====== 学習用の文章
「おカネをただで配りましょう」ベーシックインカム実験の結果はどうなった フィンランドからの報告
就労状況は改善されず
[ロンドン発]最低限度の生活を保障するため市民全員に現金を配りましょうというベーシックインカムの社会実験が世界で初めてフィンランドで開始されたのは2年前のことです。
フィンランドの国民年金機構Kelaと社会保健省は2月8日、実験が行われた2年間のうち1年目の調査結果を発表しました。2年目の結果は来年早々に発表される予定です。
それによると、参加者の就労状況はそれほど改善されなかったものの、自分で感じる健康状態やストレス度は他のグループよりも良かったそうです。
ベーシックインカムの実験参加者の年間雇用日数は49.64日で、それ以外のグループの49.25日に比べてわずか0.39日多いだけでした。自営業では実験参加者の年収は4230ユーロ(約52万6000円)でそれ以外のグループの4251ユーロ(約52万8600円)より21ユーロ(約2600円)少なくなっていました。
幸福度は増す
自分で感じる健康状態は実験参加者では「とても良好」15%、「良好」41%の計56%。一方、それ以外のグループでは「とても良好」10%、「良好」36%の計47%でした。
自分で意識するストレスは実験参加者では「全くない」22%、「少しだけ」33%の計55%。それ以外のグループでは「全くない」20%、「少しだけ」26%の計46%でした。
月額560ユーロ支給
実験は2017年1月から2年間にわたって実施されました。25~58歳の失業者の中からランダムに2000人、性別では男性52%、女性48%、年齢別では25~34歳30%、35~44歳30%、45~58歳40%を選びました。
============
====== 抜き出した資料
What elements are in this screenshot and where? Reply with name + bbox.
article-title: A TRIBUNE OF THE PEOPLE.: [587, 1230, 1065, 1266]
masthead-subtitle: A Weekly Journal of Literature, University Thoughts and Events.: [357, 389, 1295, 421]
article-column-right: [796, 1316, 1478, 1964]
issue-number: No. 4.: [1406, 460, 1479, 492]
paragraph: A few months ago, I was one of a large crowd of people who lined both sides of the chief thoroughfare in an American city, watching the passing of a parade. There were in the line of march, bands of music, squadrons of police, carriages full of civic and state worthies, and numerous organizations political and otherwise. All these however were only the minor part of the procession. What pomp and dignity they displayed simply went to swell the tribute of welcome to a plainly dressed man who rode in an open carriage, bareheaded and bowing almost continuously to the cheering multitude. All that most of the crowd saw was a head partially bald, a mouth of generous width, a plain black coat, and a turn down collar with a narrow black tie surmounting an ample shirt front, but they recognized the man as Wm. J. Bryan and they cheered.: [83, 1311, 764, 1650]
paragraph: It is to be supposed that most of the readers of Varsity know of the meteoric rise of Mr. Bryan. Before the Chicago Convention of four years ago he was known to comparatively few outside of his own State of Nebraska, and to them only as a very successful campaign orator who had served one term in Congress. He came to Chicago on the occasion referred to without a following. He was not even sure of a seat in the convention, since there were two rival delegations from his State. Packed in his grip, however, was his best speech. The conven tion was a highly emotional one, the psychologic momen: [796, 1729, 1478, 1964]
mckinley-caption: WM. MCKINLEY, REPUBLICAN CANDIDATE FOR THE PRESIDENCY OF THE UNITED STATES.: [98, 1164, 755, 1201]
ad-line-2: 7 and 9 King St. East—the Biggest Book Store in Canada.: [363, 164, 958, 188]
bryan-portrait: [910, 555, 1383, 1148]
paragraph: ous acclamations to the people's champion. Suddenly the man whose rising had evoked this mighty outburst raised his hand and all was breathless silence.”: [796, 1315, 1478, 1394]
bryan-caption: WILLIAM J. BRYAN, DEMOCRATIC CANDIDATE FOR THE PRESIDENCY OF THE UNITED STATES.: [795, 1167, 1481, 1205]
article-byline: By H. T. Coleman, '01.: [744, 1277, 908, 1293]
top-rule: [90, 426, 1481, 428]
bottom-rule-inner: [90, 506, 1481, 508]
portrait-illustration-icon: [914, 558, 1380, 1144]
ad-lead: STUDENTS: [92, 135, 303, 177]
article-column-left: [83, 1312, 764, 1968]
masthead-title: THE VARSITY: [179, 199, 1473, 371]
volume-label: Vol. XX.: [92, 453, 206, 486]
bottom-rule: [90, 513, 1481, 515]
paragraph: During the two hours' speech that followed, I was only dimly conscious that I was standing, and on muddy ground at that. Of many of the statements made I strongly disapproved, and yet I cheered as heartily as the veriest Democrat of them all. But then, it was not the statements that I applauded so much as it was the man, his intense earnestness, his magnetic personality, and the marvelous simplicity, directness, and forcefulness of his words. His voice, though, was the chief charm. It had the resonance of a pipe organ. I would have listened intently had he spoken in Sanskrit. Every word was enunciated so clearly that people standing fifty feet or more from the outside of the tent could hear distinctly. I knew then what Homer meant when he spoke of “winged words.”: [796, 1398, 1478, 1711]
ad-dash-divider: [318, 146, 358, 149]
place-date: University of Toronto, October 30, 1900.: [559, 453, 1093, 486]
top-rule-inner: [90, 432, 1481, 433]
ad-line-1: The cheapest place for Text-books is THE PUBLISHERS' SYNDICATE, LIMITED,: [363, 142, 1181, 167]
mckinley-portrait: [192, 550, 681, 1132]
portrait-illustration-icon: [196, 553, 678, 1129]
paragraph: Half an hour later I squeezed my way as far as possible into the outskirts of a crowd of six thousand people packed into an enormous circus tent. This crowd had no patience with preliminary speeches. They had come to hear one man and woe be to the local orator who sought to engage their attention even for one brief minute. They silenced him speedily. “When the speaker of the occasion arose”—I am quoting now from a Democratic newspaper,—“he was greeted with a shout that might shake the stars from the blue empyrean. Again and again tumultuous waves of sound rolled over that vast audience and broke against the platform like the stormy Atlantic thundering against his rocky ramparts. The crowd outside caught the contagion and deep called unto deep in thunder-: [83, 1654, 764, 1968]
============
__取り組む問題__
1/ ベーシックインカム実験の記事によると、実験参加者の年間雇用日数は何日でしたか。
2/ 次の(a)〜(c)がベーシックインカム実験の記事の内容と合っているか、それぞれ「はい」か「いいえ」で答え、決め手となる記事の言葉をそのまま引用してください。
(a) 実験2年目の結果はすでに発表された。
(b) 参加者は25~58歳の失業者の中からランダムに2000人選ばれた。
(c) 自営業では、実験参加者の年収がそれ以外のグループより多かった。
3/ ベーシックインカム実験の記事を、最後の文の後から引き継いで続きを書いてください。
一覧は、文章とは別の資料です。

__作業の結果__
1/ 49.64日です。

2/
(a) いいえ。「2年目の結果は来年早々に発表される予定です。」
(b) はい。「25~58歳の失業者の中からランダムに2000人」
(c) いいえ。「それ以外のグループの4251ユーロ(約52万8600円)より21ユーロ(約2600円)少なくなっていました。」

3/
従来の基礎失業給付や労働市場補助金を停止する代わりに月額560ユーロ(約7万円)のベーシックインカムを支給しました。
実験の狙いは(1)社会保障システムの刷新(2)就労意欲を高めることができるか(3)官僚システムを簡素化できるか――の3点です。
ベーシックインカムは受給者の幸福度を増すことはできても、就労意欲を高めることは難しいようです。
ノキアの携帯電話の凋落
かつては欧州連合(EU)の優等生だったフィンランドは世界金融危機と、アップルやサムスンによるスマートフォンの登場でノキアの携帯電話が凋落し、低成長に苦しんでいます。
ベーシックインカムの社会実験には人工知能(AI)やロボット化による労働市場の変化に対応しようという狙いもあります。
工業社会の時代に作られた社会保障システムを脱工業化に向けて一から再構築するにはどうすれば良いのかを考える社会実験です。
英国でも自営業というワークスタイルが増え、筆者のように50代になるとフルタイムで働く人が目に見えて少なくなってきます。
疲弊する南欧諸国
その一方でEU域内ではギリシャやスペイン、イタリア、フランスのように仕事がなくて疲弊している国が増えています。
ベーシックインカムを導入するにしても「稼ぐ力」が前提になるのは言うまでもありません。
次世代の教育に投資を惜しまず、効率的な職業訓練によって労働市場のミスマッチを解消していく必要があります。
AIやロボット全盛の時代が到来する前に、働き方と生き方を軸にして税制、社会保障システム、教育、医療、年金を一から考える時期に差し掛かっているのは間違いありません。